[START]

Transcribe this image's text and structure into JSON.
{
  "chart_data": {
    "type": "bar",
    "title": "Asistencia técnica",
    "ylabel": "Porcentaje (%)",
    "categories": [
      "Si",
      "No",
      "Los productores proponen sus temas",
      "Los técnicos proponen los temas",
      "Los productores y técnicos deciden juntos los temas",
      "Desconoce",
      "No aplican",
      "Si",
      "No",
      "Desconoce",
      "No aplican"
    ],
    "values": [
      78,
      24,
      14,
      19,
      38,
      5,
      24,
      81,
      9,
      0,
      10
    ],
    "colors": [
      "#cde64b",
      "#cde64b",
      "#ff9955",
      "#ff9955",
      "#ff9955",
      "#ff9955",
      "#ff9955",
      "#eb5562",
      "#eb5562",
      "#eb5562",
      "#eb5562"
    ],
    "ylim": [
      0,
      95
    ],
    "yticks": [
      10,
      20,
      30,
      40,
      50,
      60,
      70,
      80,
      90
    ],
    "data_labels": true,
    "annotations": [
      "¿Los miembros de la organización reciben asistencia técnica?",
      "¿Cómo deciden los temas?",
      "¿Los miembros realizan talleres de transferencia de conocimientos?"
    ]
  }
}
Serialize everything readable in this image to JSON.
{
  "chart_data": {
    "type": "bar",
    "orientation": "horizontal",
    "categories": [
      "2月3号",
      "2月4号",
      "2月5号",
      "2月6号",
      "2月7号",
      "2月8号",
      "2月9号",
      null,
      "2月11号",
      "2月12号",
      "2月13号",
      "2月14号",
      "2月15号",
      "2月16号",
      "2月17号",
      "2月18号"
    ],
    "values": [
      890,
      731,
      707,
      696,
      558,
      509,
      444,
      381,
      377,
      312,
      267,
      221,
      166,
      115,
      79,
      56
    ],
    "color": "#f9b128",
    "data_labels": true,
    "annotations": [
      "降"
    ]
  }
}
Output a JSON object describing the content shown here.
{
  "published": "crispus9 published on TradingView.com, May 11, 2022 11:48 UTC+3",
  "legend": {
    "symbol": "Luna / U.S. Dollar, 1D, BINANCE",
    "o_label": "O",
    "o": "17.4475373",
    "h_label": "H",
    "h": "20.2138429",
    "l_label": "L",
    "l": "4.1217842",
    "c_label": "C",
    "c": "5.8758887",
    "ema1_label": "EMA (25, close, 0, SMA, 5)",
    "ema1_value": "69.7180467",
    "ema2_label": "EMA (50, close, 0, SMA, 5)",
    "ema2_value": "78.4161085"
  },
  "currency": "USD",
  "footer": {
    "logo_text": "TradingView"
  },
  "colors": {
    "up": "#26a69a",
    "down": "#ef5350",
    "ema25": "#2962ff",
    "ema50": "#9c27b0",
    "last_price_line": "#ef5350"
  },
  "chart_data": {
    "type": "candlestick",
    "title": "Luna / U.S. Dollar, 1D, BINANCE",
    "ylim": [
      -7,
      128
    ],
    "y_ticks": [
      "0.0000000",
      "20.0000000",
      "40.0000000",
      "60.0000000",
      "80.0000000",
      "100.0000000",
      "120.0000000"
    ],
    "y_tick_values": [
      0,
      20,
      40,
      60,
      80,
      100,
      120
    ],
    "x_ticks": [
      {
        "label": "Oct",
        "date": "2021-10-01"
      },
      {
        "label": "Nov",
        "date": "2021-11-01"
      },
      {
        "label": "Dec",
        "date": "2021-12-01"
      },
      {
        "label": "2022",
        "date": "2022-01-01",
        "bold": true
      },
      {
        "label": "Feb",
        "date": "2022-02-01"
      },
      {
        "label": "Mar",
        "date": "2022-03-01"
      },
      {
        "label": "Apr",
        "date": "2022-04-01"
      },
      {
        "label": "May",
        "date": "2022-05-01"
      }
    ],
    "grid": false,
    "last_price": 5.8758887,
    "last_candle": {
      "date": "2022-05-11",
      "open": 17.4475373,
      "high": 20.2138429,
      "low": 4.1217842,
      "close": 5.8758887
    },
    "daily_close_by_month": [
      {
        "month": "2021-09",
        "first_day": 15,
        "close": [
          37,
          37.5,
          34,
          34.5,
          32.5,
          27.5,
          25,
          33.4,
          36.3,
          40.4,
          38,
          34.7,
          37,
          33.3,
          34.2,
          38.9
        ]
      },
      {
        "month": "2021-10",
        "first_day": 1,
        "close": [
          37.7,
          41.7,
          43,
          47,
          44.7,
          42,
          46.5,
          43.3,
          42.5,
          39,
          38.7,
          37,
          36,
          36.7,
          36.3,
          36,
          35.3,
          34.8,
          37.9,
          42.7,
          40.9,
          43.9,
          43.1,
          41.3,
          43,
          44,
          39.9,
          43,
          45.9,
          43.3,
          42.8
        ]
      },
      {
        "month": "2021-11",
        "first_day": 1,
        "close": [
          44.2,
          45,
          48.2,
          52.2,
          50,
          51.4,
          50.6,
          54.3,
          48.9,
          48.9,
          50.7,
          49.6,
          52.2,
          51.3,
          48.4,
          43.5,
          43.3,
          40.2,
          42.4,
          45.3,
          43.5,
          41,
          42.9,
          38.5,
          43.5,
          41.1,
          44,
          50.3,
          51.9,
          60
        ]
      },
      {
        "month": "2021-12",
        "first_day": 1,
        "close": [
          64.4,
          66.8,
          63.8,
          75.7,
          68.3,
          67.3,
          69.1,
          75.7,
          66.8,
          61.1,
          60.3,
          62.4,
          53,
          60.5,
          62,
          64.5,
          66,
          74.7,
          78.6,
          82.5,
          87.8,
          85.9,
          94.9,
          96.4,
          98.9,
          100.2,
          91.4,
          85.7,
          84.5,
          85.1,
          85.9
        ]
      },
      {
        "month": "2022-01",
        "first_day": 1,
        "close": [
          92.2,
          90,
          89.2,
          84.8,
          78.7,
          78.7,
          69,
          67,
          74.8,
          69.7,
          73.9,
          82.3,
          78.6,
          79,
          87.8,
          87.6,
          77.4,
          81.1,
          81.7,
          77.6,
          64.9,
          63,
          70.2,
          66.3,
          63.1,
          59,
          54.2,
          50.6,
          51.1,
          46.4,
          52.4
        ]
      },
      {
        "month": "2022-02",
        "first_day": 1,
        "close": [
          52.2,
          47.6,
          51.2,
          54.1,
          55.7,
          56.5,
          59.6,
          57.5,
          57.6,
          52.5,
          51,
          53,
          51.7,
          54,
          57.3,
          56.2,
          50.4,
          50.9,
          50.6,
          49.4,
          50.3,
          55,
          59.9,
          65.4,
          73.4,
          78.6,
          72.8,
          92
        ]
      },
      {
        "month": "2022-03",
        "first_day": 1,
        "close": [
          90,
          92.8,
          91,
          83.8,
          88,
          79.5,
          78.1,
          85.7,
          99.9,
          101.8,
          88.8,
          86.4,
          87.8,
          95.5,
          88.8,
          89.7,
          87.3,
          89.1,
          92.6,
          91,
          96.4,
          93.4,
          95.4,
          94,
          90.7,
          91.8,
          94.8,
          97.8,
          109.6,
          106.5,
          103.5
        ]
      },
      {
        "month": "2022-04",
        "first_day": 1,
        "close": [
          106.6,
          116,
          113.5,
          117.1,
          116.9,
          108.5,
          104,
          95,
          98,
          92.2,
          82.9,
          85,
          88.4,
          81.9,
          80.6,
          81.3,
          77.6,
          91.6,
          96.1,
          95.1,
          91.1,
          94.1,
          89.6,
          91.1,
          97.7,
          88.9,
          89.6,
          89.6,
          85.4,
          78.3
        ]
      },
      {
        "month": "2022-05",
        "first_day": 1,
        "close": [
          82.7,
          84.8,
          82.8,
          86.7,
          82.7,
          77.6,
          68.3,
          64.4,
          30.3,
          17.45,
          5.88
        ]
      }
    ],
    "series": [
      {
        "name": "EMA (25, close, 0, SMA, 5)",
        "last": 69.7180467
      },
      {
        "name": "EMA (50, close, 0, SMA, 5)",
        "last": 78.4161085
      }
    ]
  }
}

[END]

**SET PROBLEM:** Give the number of lines above that hold the word "title", and nothing more.

**THE ANSWER:** 2